All entries must be repeated exactly; do not include the pictures.

--------------------------------

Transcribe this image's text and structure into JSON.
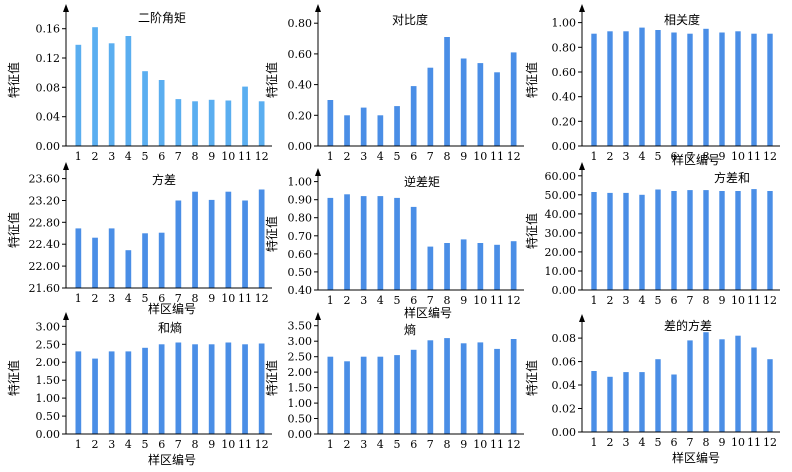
{
  "colors": {
    "bar_light": "#5aaef0",
    "bar": "#4a8ee6",
    "axis": "#000000"
  },
  "chart_data": [
    {
      "type": "bar",
      "title": "二阶角矩",
      "xlabel": "",
      "ylabel": "特征值",
      "categories": [
        "1",
        "2",
        "3",
        "4",
        "5",
        "6",
        "7",
        "8",
        "9",
        "10",
        "11",
        "12"
      ],
      "values": [
        0.138,
        0.162,
        0.14,
        0.15,
        0.102,
        0.09,
        0.064,
        0.061,
        0.063,
        0.062,
        0.081,
        0.061
      ],
      "ylim": [
        0,
        0.18
      ],
      "yticks": [
        "0.00",
        "0.04",
        "0.08",
        "0.12",
        "0.16"
      ],
      "ytick_values": [
        0,
        0.04,
        0.08,
        0.12,
        0.16
      ],
      "color": "#5aaef0",
      "grid": false
    },
    {
      "type": "bar",
      "title": "对比度",
      "xlabel": "",
      "ylabel": "特征值",
      "categories": [
        "1",
        "2",
        "3",
        "4",
        "5",
        "6",
        "7",
        "8",
        "9",
        "10",
        "11",
        "12"
      ],
      "values": [
        0.3,
        0.2,
        0.25,
        0.2,
        0.26,
        0.39,
        0.51,
        0.71,
        0.57,
        0.54,
        0.48,
        0.61
      ],
      "ylim": [
        0,
        0.86
      ],
      "yticks": [
        "0.00",
        "0.20",
        "0.40",
        "0.60",
        "0.80"
      ],
      "ytick_values": [
        0,
        0.2,
        0.4,
        0.6,
        0.8
      ],
      "color": "#4a8ee6",
      "grid": false
    },
    {
      "type": "bar",
      "title": "相关度",
      "xlabel": "样区编号",
      "ylabel": "特征值",
      "categories": [
        "1",
        "2",
        "3",
        "4",
        "5",
        "6",
        "7",
        "8",
        "9",
        "10",
        "11",
        "12"
      ],
      "values": [
        0.91,
        0.93,
        0.93,
        0.96,
        0.94,
        0.92,
        0.91,
        0.95,
        0.92,
        0.93,
        0.91,
        0.91
      ],
      "ylim": [
        0,
        1.07
      ],
      "yticks": [
        "0.00",
        "0.20",
        "0.40",
        "0.60",
        "0.80",
        "1.00"
      ],
      "ytick_values": [
        0,
        0.2,
        0.4,
        0.6,
        0.8,
        1.0
      ],
      "color": "#4a8ee6",
      "grid": false
    },
    {
      "type": "bar",
      "title": "方差",
      "xlabel": "样区编号",
      "ylabel": "特征值",
      "categories": [
        "1",
        "2",
        "3",
        "4",
        "5",
        "6",
        "7",
        "8",
        "9",
        "10",
        "11",
        "12"
      ],
      "values": [
        22.69,
        22.52,
        22.69,
        22.29,
        22.6,
        22.61,
        23.2,
        23.36,
        23.21,
        23.36,
        23.2,
        23.4
      ],
      "ylim": [
        21.6,
        23.72
      ],
      "yticks": [
        "21.60",
        "22.00",
        "22.40",
        "22.80",
        "23.20",
        "23.60"
      ],
      "ytick_values": [
        21.6,
        22.0,
        22.4,
        22.8,
        23.2,
        23.6
      ],
      "color": "#4a8ee6",
      "grid": false
    },
    {
      "type": "bar",
      "title": "逆差矩",
      "xlabel": "样区编号",
      "ylabel": "特征值",
      "categories": [
        "1",
        "2",
        "3",
        "4",
        "5",
        "6",
        "7",
        "8",
        "9",
        "10",
        "11",
        "12"
      ],
      "values": [
        0.91,
        0.93,
        0.92,
        0.92,
        0.91,
        0.86,
        0.64,
        0.66,
        0.68,
        0.66,
        0.65,
        0.67
      ],
      "ylim": [
        0.4,
        1.02
      ],
      "yticks": [
        "0.40",
        "0.50",
        "0.60",
        "0.70",
        "0.80",
        "0.90",
        "1.00"
      ],
      "ytick_values": [
        0.4,
        0.5,
        0.6,
        0.7,
        0.8,
        0.9,
        1.0
      ],
      "color": "#4a8ee6",
      "grid": false
    },
    {
      "type": "bar",
      "title": "方差和",
      "xlabel": "样区编号",
      "ylabel": "特征值",
      "categories": [
        "1",
        "2",
        "3",
        "4",
        "5",
        "6",
        "7",
        "8",
        "9",
        "10",
        "11",
        "12"
      ],
      "values": [
        51.5,
        51.0,
        51.0,
        50.0,
        52.8,
        52.0,
        52.5,
        52.5,
        52.0,
        52.0,
        53.0,
        52.0
      ],
      "ylim": [
        0,
        62
      ],
      "yticks": [
        "0.00",
        "10.00",
        "20.00",
        "30.00",
        "40.00",
        "50.00",
        "60.00"
      ],
      "ytick_values": [
        0,
        10,
        20,
        30,
        40,
        50,
        60
      ],
      "color": "#4a8ee6",
      "grid": false
    },
    {
      "type": "bar",
      "title": "和熵",
      "xlabel": "样区编号",
      "ylabel": "特征值",
      "categories": [
        "1",
        "2",
        "3",
        "4",
        "5",
        "6",
        "7",
        "8",
        "9",
        "10",
        "11",
        "12"
      ],
      "values": [
        2.3,
        2.1,
        2.3,
        2.3,
        2.4,
        2.5,
        2.55,
        2.5,
        2.5,
        2.55,
        2.5,
        2.52
      ],
      "ylim": [
        0,
        3.12
      ],
      "yticks": [
        "0.00",
        "0.50",
        "1.00",
        "1.50",
        "2.00",
        "2.50",
        "3.00"
      ],
      "ytick_values": [
        0,
        0.5,
        1.0,
        1.5,
        2.0,
        2.5,
        3.0
      ],
      "color": "#4a8ee6",
      "grid": false
    },
    {
      "type": "bar",
      "title": "熵",
      "xlabel": "样区编号",
      "ylabel": "特征值",
      "categories": [
        "1",
        "2",
        "3",
        "4",
        "5",
        "6",
        "7",
        "8",
        "9",
        "10",
        "11",
        "12"
      ],
      "values": [
        2.5,
        2.35,
        2.5,
        2.5,
        2.55,
        2.72,
        3.03,
        3.1,
        2.93,
        2.96,
        2.75,
        3.07
      ],
      "ylim": [
        0,
        3.62
      ],
      "yticks": [
        "0.00",
        "0.50",
        "1.00",
        "1.50",
        "2.00",
        "2.50",
        "3.00",
        "3.50"
      ],
      "ytick_values": [
        0,
        0.5,
        1.0,
        1.5,
        2.0,
        2.5,
        3.0,
        3.5
      ],
      "color": "#4a8ee6",
      "grid": false
    },
    {
      "type": "bar",
      "title": "差的方差",
      "xlabel": "样区编号",
      "ylabel": "特征值",
      "categories": [
        "1",
        "2",
        "3",
        "4",
        "5",
        "6",
        "7",
        "8",
        "9",
        "10",
        "11",
        "12"
      ],
      "values": [
        0.052,
        0.047,
        0.051,
        0.051,
        0.062,
        0.049,
        0.078,
        0.085,
        0.079,
        0.082,
        0.072,
        0.062
      ],
      "ylim": [
        0,
        0.092
      ],
      "yticks": [
        "0.00",
        "0.02",
        "0.04",
        "0.06",
        "0.08"
      ],
      "ytick_values": [
        0,
        0.02,
        0.04,
        0.06,
        0.08
      ],
      "color": "#4a8ee6",
      "grid": false
    }
  ]
}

--------------------------------

RESULT BELOW:
Transcribe this image's text and structure into JSON.
{
  "colors": {
    "bar_light": "#5aaef0",
    "bar": "#4a8ee6",
    "axis": "#000000"
  },
  "chart_data": [
    {
      "type": "bar",
      "title": "二阶角矩",
      "xlabel": "",
      "ylabel": "特征值",
      "categories": [
        "1",
        "2",
        "3",
        "4",
        "5",
        "6",
        "7",
        "8",
        "9",
        "10",
        "11",
        "12"
      ],
      "values": [
        0.138,
        0.162,
        0.14,
        0.15,
        0.102,
        0.09,
        0.064,
        0.061,
        0.063,
        0.062,
        0.081,
        0.061
      ],
      "ylim": [
        0,
        0.18
      ],
      "yticks": [
        "0.00",
        "0.04",
        "0.08",
        "0.12",
        "0.16"
      ],
      "ytick_values": [
        0,
        0.04,
        0.08,
        0.12,
        0.16
      ],
      "color": "#5aaef0",
      "grid": false
    },
    {
      "type": "bar",
      "title": "对比度",
      "xlabel": "",
      "ylabel": "特征值",
      "categories": [
        "1",
        "2",
        "3",
        "4",
        "5",
        "6",
        "7",
        "8",
        "9",
        "10",
        "11",
        "12"
      ],
      "values": [
        0.3,
        0.2,
        0.25,
        0.2,
        0.26,
        0.39,
        0.51,
        0.71,
        0.57,
        0.54,
        0.48,
        0.61
      ],
      "ylim": [
        0,
        0.86
      ],
      "yticks": [
        "0.00",
        "0.20",
        "0.40",
        "0.60",
        "0.80"
      ],
      "ytick_values": [
        0,
        0.2,
        0.4,
        0.6,
        0.8
      ],
      "color": "#4a8ee6",
      "grid": false
    },
    {
      "type": "bar",
      "title": "相关度",
      "xlabel": "样区编号",
      "ylabel": "特征值",
      "categories": [
        "1",
        "2",
        "3",
        "4",
        "5",
        "6",
        "7",
        "8",
        "9",
        "10",
        "11",
        "12"
      ],
      "values": [
        0.91,
        0.93,
        0.93,
        0.96,
        0.94,
        0.92,
        0.91,
        0.95,
        0.92,
        0.93,
        0.91,
        0.91
      ],
      "ylim": [
        0,
        1.07
      ],
      "yticks": [
        "0.00",
        "0.20",
        "0.40",
        "0.60",
        "0.80",
        "1.00"
      ],
      "ytick_values": [
        0,
        0.2,
        0.4,
        0.6,
        0.8,
        1.0
      ],
      "color": "#4a8ee6",
      "grid": false
    },
    {
      "type": "bar",
      "title": "方差",
      "xlabel": "样区编号",
      "ylabel": "特征值",
      "categories": [
        "1",
        "2",
        "3",
        "4",
        "5",
        "6",
        "7",
        "8",
        "9",
        "10",
        "11",
        "12"
      ],
      "values": [
        22.69,
        22.52,
        22.69,
        22.29,
        22.6,
        22.61,
        23.2,
        23.36,
        23.21,
        23.36,
        23.2,
        23.4
      ],
      "ylim": [
        21.6,
        23.72
      ],
      "yticks": [
        "21.60",
        "22.00",
        "22.40",
        "22.80",
        "23.20",
        "23.60"
      ],
      "ytick_values": [
        21.6,
        22.0,
        22.4,
        22.8,
        23.2,
        23.6
      ],
      "color": "#4a8ee6",
      "grid": false
    },
    {
      "type": "bar",
      "title": "逆差矩",
      "xlabel": "样区编号",
      "ylabel": "特征值",
      "categories": [
        "1",
        "2",
        "3",
        "4",
        "5",
        "6",
        "7",
        "8",
        "9",
        "10",
        "11",
        "12"
      ],
      "values": [
        0.91,
        0.93,
        0.92,
        0.92,
        0.91,
        0.86,
        0.64,
        0.66,
        0.68,
        0.66,
        0.65,
        0.67
      ],
      "ylim": [
        0.4,
        1.02
      ],
      "yticks": [
        "0.40",
        "0.50",
        "0.60",
        "0.70",
        "0.80",
        "0.90",
        "1.00"
      ],
      "ytick_values": [
        0.4,
        0.5,
        0.6,
        0.7,
        0.8,
        0.9,
        1.0
      ],
      "color": "#4a8ee6",
      "grid": false
    },
    {
      "type": "bar",
      "title": "方差和",
      "xlabel": "样区编号",
      "ylabel": "特征值",
      "categories": [
        "1",
        "2",
        "3",
        "4",
        "5",
        "6",
        "7",
        "8",
        "9",
        "10",
        "11",
        "12"
      ],
      "values": [
        51.5,
        51.0,
        51.0,
        50.0,
        52.8,
        52.0,
        52.5,
        52.5,
        52.0,
        52.0,
        53.0,
        52.0
      ],
      "ylim": [
        0,
        62
      ],
      "yticks": [
        "0.00",
        "10.00",
        "20.00",
        "30.00",
        "40.00",
        "50.00",
        "60.00"
      ],
      "ytick_values": [
        0,
        10,
        20,
        30,
        40,
        50,
        60
      ],
      "color": "#4a8ee6",
      "grid": false
    },
    {
      "type": "bar",
      "title": "和熵",
      "xlabel": "样区编号",
      "ylabel": "特征值",
      "categories": [
        "1",
        "2",
        "3",
        "4",
        "5",
        "6",
        "7",
        "8",
        "9",
        "10",
        "11",
        "12"
      ],
      "values": [
        2.3,
        2.1,
        2.3,
        2.3,
        2.4,
        2.5,
        2.55,
        2.5,
        2.5,
        2.55,
        2.5,
        2.52
      ],
      "ylim": [
        0,
        3.12
      ],
      "yticks": [
        "0.00",
        "0.50",
        "1.00",
        "1.50",
        "2.00",
        "2.50",
        "3.00"
      ],
      "ytick_values": [
        0,
        0.5,
        1.0,
        1.5,
        2.0,
        2.5,
        3.0
      ],
      "color": "#4a8ee6",
      "grid": false
    },
    {
      "type": "bar",
      "title": "熵",
      "xlabel": "样区编号",
      "ylabel": "特征值",
      "categories": [
        "1",
        "2",
        "3",
        "4",
        "5",
        "6",
        "7",
        "8",
        "9",
        "10",
        "11",
        "12"
      ],
      "values": [
        2.5,
        2.35,
        2.5,
        2.5,
        2.55,
        2.72,
        3.03,
        3.1,
        2.93,
        2.96,
        2.75,
        3.07
      ],
      "ylim": [
        0,
        3.62
      ],
      "yticks": [
        "0.00",
        "0.50",
        "1.00",
        "1.50",
        "2.00",
        "2.50",
        "3.00",
        "3.50"
      ],
      "ytick_values": [
        0,
        0.5,
        1.0,
        1.5,
        2.0,
        2.5,
        3.0,
        3.5
      ],
      "color": "#4a8ee6",
      "grid": false
    },
    {
      "type": "bar",
      "title": "差的方差",
      "xlabel": "样区编号",
      "ylabel": "特征值",
      "categories": [
        "1",
        "2",
        "3",
        "4",
        "5",
        "6",
        "7",
        "8",
        "9",
        "10",
        "11",
        "12"
      ],
      "values": [
        0.052,
        0.047,
        0.051,
        0.051,
        0.062,
        0.049,
        0.078,
        0.085,
        0.079,
        0.082,
        0.072,
        0.062
      ],
      "ylim": [
        0,
        0.092
      ],
      "yticks": [
        "0.00",
        "0.02",
        "0.04",
        "0.06",
        "0.08"
      ],
      "ytick_values": [
        0,
        0.02,
        0.04,
        0.06,
        0.08
      ],
      "color": "#4a8ee6",
      "grid": false
    }
  ]
}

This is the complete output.